Figure collection entries

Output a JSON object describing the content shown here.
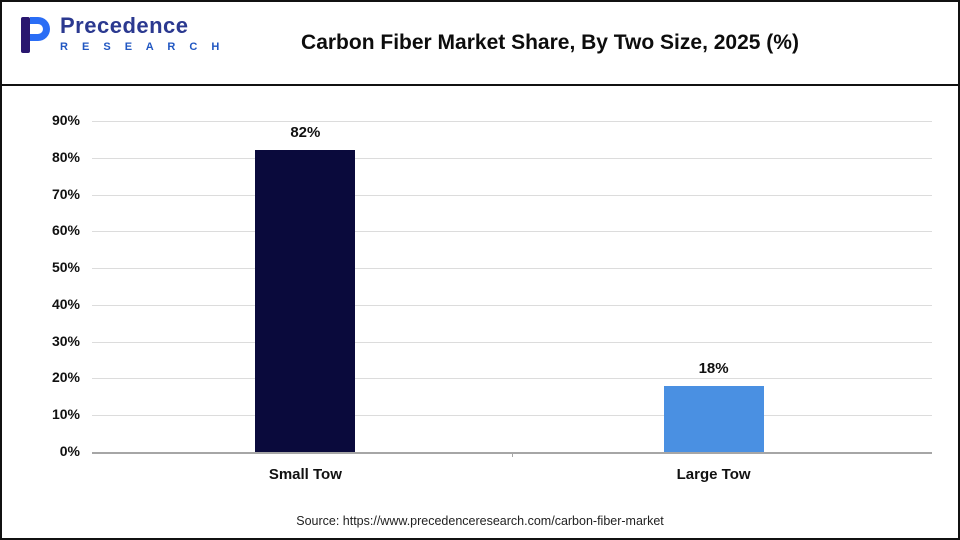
{
  "header": {
    "logo": {
      "line1": "Precedence",
      "line2": "R E S E A R C H",
      "color_primary": "#2b3990",
      "color_secondary": "#2157c2"
    },
    "title": "Carbon Fiber Market Share, By Two Size, 2025 (%)"
  },
  "chart_data": {
    "type": "bar",
    "title": "Carbon Fiber Market Share, By Two Size, 2025 (%)",
    "categories": [
      "Small Tow",
      "Large Tow"
    ],
    "values": [
      82,
      18
    ],
    "value_labels": [
      "82%",
      "18%"
    ],
    "bar_colors": [
      "#0a0a3c",
      "#4a90e2"
    ],
    "xlabel": "",
    "ylabel": "",
    "ylim": [
      0,
      90
    ],
    "ytick_step": 10,
    "ytick_suffix": "%",
    "grid": true,
    "legend": "none"
  },
  "footer": {
    "source": "Source: https://www.precedenceresearch.com/carbon-fiber-market"
  }
}
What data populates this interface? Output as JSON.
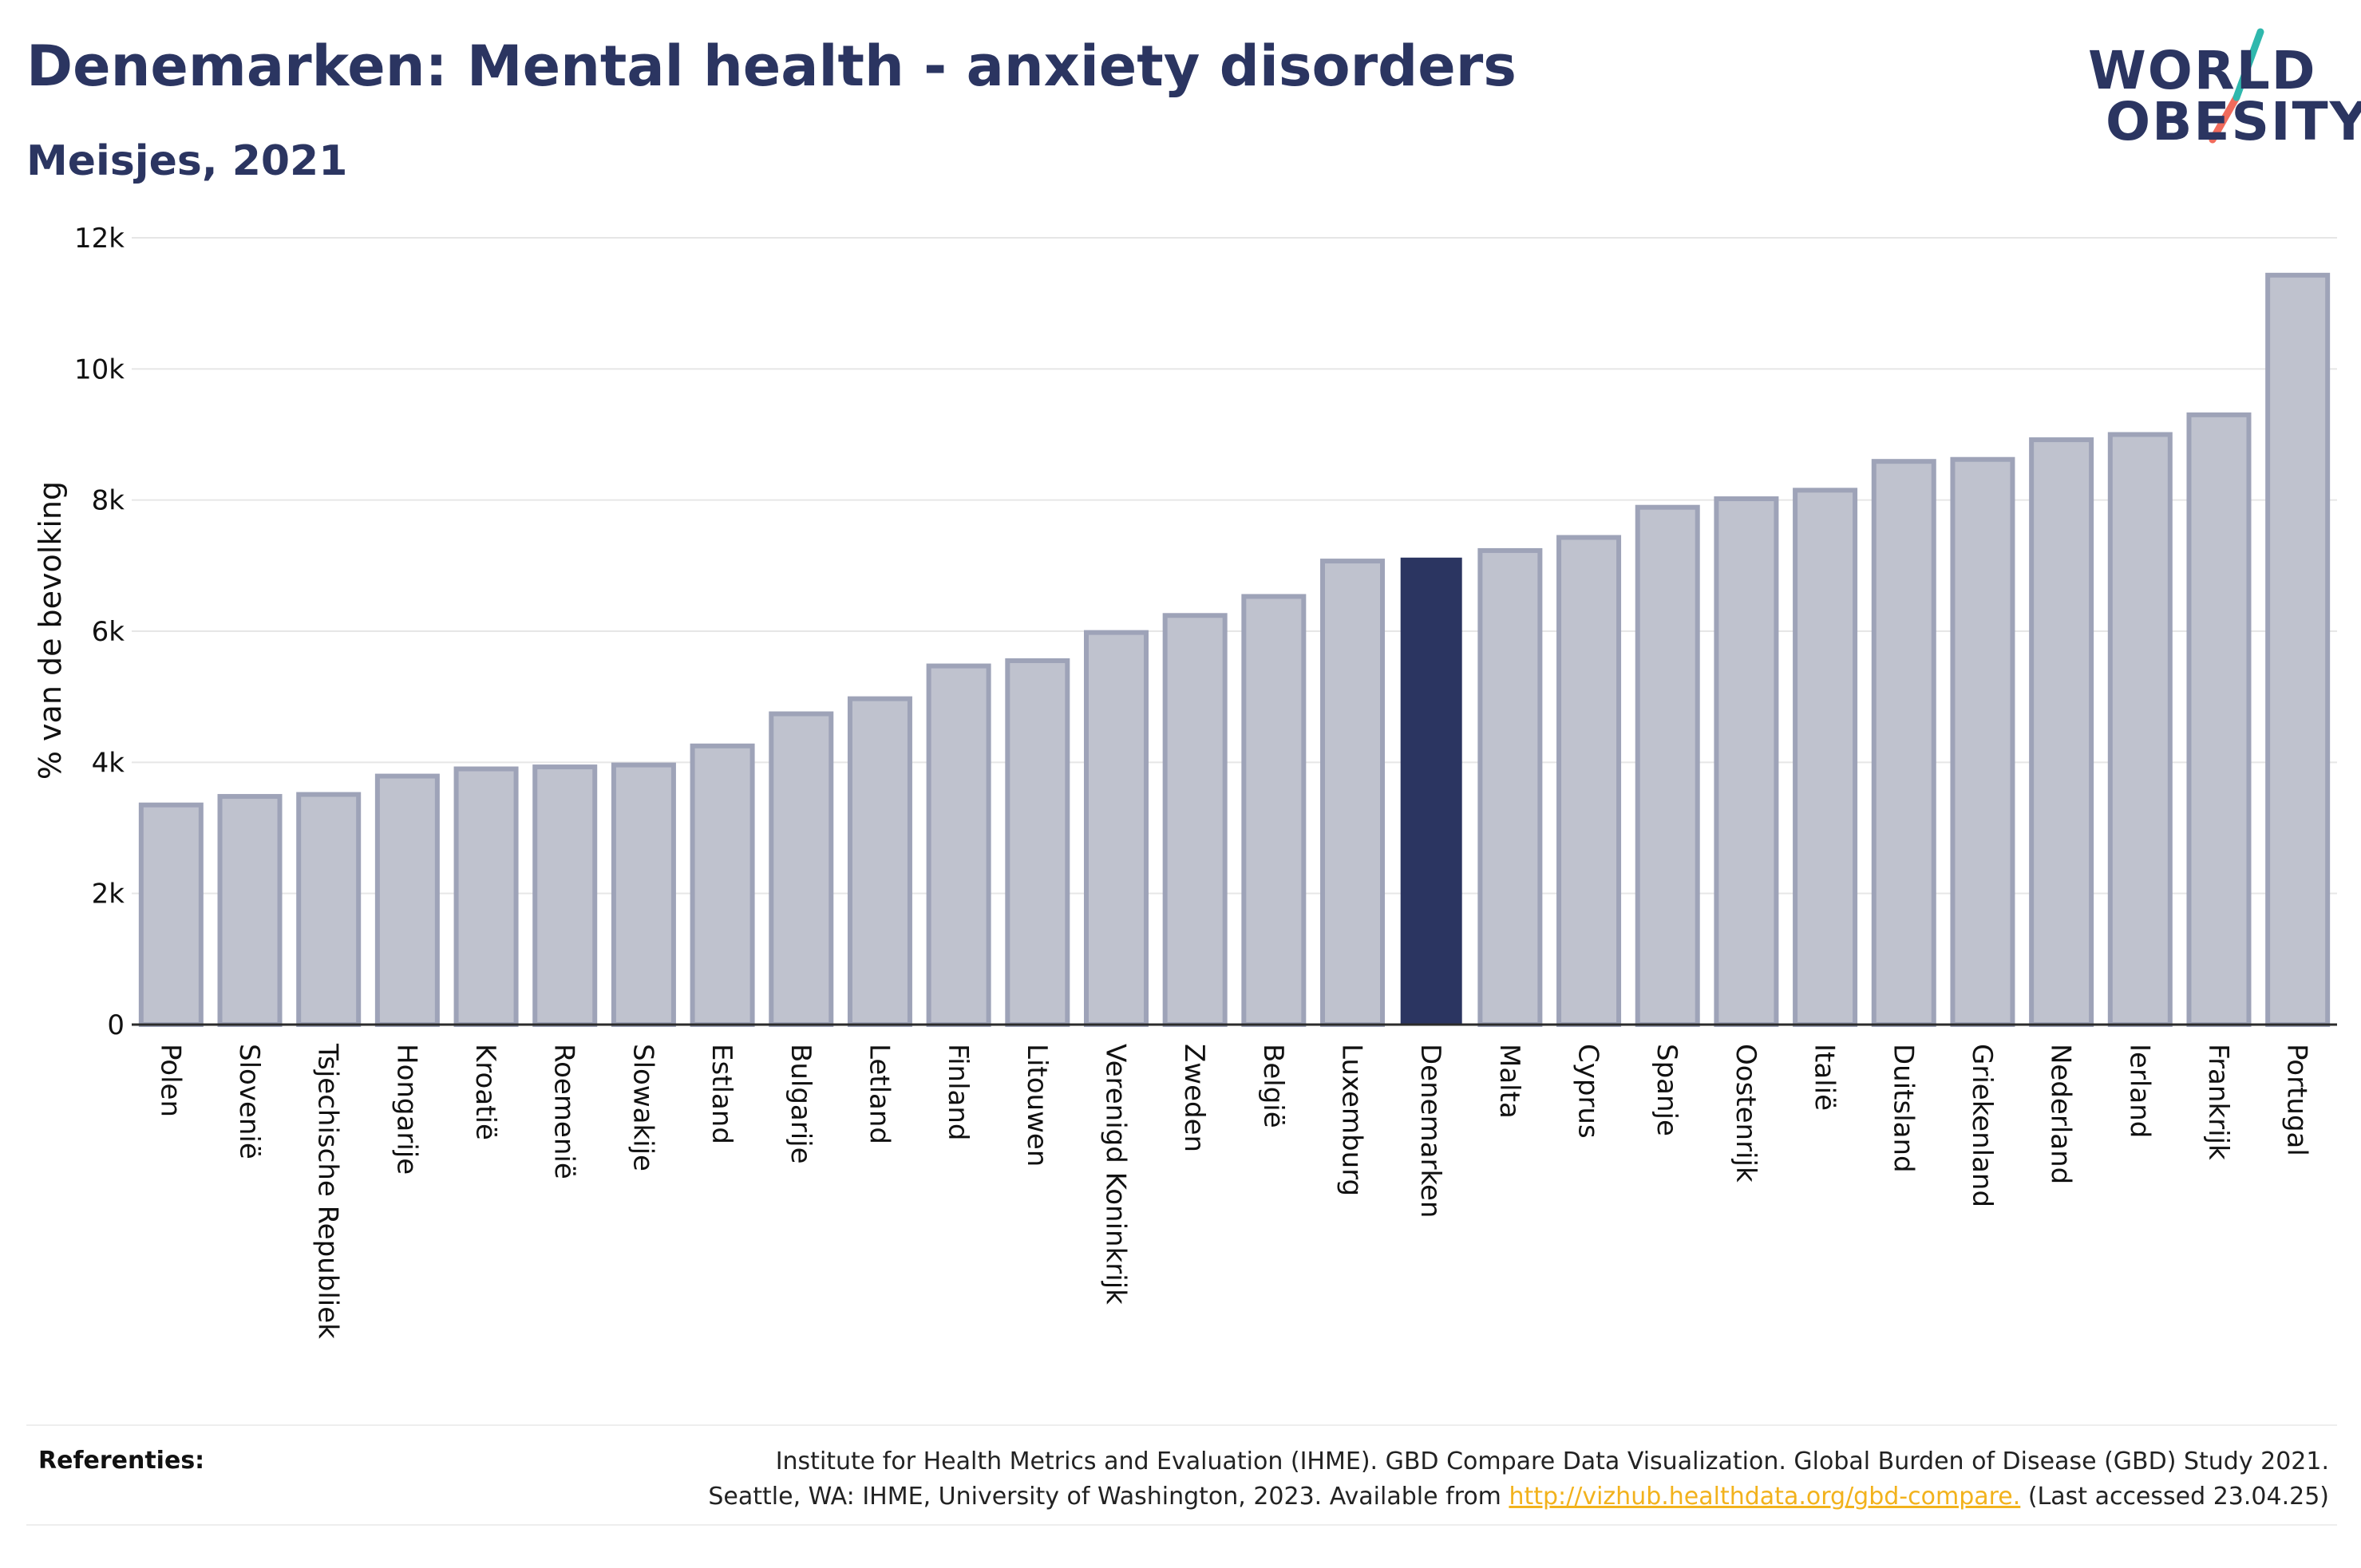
{
  "header": {
    "title": "Denemarken: Mental health - anxiety disorders",
    "subtitle": "Meisjes, 2021"
  },
  "logo": {
    "line1": "WORLD",
    "line2": "OBESITY",
    "colors": {
      "text": "#2b3561",
      "slash_top": "#2fb8ad",
      "slash_bottom": "#f06b5c"
    }
  },
  "chart_data": {
    "type": "bar",
    "ylabel": "% van de bevolking",
    "xlabel": "",
    "ylim": [
      0,
      12000
    ],
    "yticks": [
      0,
      2000,
      4000,
      6000,
      8000,
      10000,
      12000
    ],
    "ytick_labels": [
      "0",
      "2k",
      "4k",
      "6k",
      "8k",
      "10k",
      "12k"
    ],
    "grid": true,
    "highlight": "Denemarken",
    "colors": {
      "bar": "#bfc2ce",
      "bar_border": "#9ea3b8",
      "highlight": "#2b3561"
    },
    "categories": [
      "Polen",
      "Slovenië",
      "Tsjechische Republiek",
      "Hongarije",
      "Kroatië",
      "Roemenië",
      "Slowakije",
      "Estland",
      "Bulgarije",
      "Letland",
      "Finland",
      "Litouwen",
      "Verenigd Koninkrijk",
      "Zweden",
      "België",
      "Luxemburg",
      "Denemarken",
      "Malta",
      "Cyprus",
      "Spanje",
      "Oostenrijk",
      "Italië",
      "Duitsland",
      "Griekenland",
      "Nederland",
      "Ierland",
      "Frankrijk",
      "Portugal"
    ],
    "values": [
      3350,
      3480,
      3510,
      3790,
      3900,
      3930,
      3960,
      4250,
      4740,
      4970,
      5470,
      5550,
      5980,
      6240,
      6530,
      7070,
      7110,
      7230,
      7430,
      7890,
      8020,
      8150,
      8590,
      8620,
      8920,
      9000,
      9300,
      11430
    ]
  },
  "references": {
    "label": "Referenties:",
    "line1": "Institute for Health Metrics and Evaluation (IHME). GBD Compare Data Visualization. Global Burden of Disease (GBD) Study 2021.",
    "line2_prefix": "Seattle, WA: IHME, University of Washington, 2023. Available from ",
    "link": "http://vizhub.healthdata.org/gbd-compare.",
    "line2_suffix": " (Last accessed 23.04.25)"
  }
}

Task directions — Quote each line of the listing exactly, but leave the pictures out.

Result of this task —
Output a JSON object describing the content shown here.
{
  "header": {
    "logo": {
      "line1": "Precedence",
      "line2": "R E S E A R C H",
      "color_primary": "#2b3990",
      "color_secondary": "#2157c2"
    },
    "title": "Carbon Fiber Market Share, By Two Size, 2025 (%)"
  },
  "chart_data": {
    "type": "bar",
    "title": "Carbon Fiber Market Share, By Two Size, 2025 (%)",
    "categories": [
      "Small Tow",
      "Large Tow"
    ],
    "values": [
      82,
      18
    ],
    "value_labels": [
      "82%",
      "18%"
    ],
    "bar_colors": [
      "#0a0a3c",
      "#4a90e2"
    ],
    "xlabel": "",
    "ylabel": "",
    "ylim": [
      0,
      90
    ],
    "ytick_step": 10,
    "ytick_suffix": "%",
    "grid": true,
    "legend": "none"
  },
  "footer": {
    "source": "Source: https://www.precedenceresearch.com/carbon-fiber-market"
  }
}
What data populates this interface? Output as JSON.
{
  "header": {
    "title": "Denemarken: Mental health - anxiety disorders",
    "subtitle": "Meisjes, 2021"
  },
  "logo": {
    "line1": "WORLD",
    "line2": "OBESITY",
    "colors": {
      "text": "#2b3561",
      "slash_top": "#2fb8ad",
      "slash_bottom": "#f06b5c"
    }
  },
  "chart_data": {
    "type": "bar",
    "ylabel": "% van de bevolking",
    "xlabel": "",
    "ylim": [
      0,
      12000
    ],
    "yticks": [
      0,
      2000,
      4000,
      6000,
      8000,
      10000,
      12000
    ],
    "ytick_labels": [
      "0",
      "2k",
      "4k",
      "6k",
      "8k",
      "10k",
      "12k"
    ],
    "grid": true,
    "highlight": "Denemarken",
    "colors": {
      "bar": "#bfc2ce",
      "bar_border": "#9ea3b8",
      "highlight": "#2b3561"
    },
    "categories": [
      "Polen",
      "Slovenië",
      "Tsjechische Republiek",
      "Hongarije",
      "Kroatië",
      "Roemenië",
      "Slowakije",
      "Estland",
      "Bulgarije",
      "Letland",
      "Finland",
      "Litouwen",
      "Verenigd Koninkrijk",
      "Zweden",
      "België",
      "Luxemburg",
      "Denemarken",
      "Malta",
      "Cyprus",
      "Spanje",
      "Oostenrijk",
      "Italië",
      "Duitsland",
      "Griekenland",
      "Nederland",
      "Ierland",
      "Frankrijk",
      "Portugal"
    ],
    "values": [
      3350,
      3480,
      3510,
      3790,
      3900,
      3930,
      3960,
      4250,
      4740,
      4970,
      5470,
      5550,
      5980,
      6240,
      6530,
      7070,
      7110,
      7230,
      7430,
      7890,
      8020,
      8150,
      8590,
      8620,
      8920,
      9000,
      9300,
      11430
    ]
  },
  "references": {
    "label": "Referenties:",
    "line1": "Institute for Health Metrics and Evaluation (IHME). GBD Compare Data Visualization. Global Burden of Disease (GBD) Study 2021.",
    "line2_prefix": "Seattle, WA: IHME, University of Washington, 2023. Available from ",
    "link": "http://vizhub.healthdata.org/gbd-compare.",
    "line2_suffix": " (Last accessed 23.04.25)"
  }
}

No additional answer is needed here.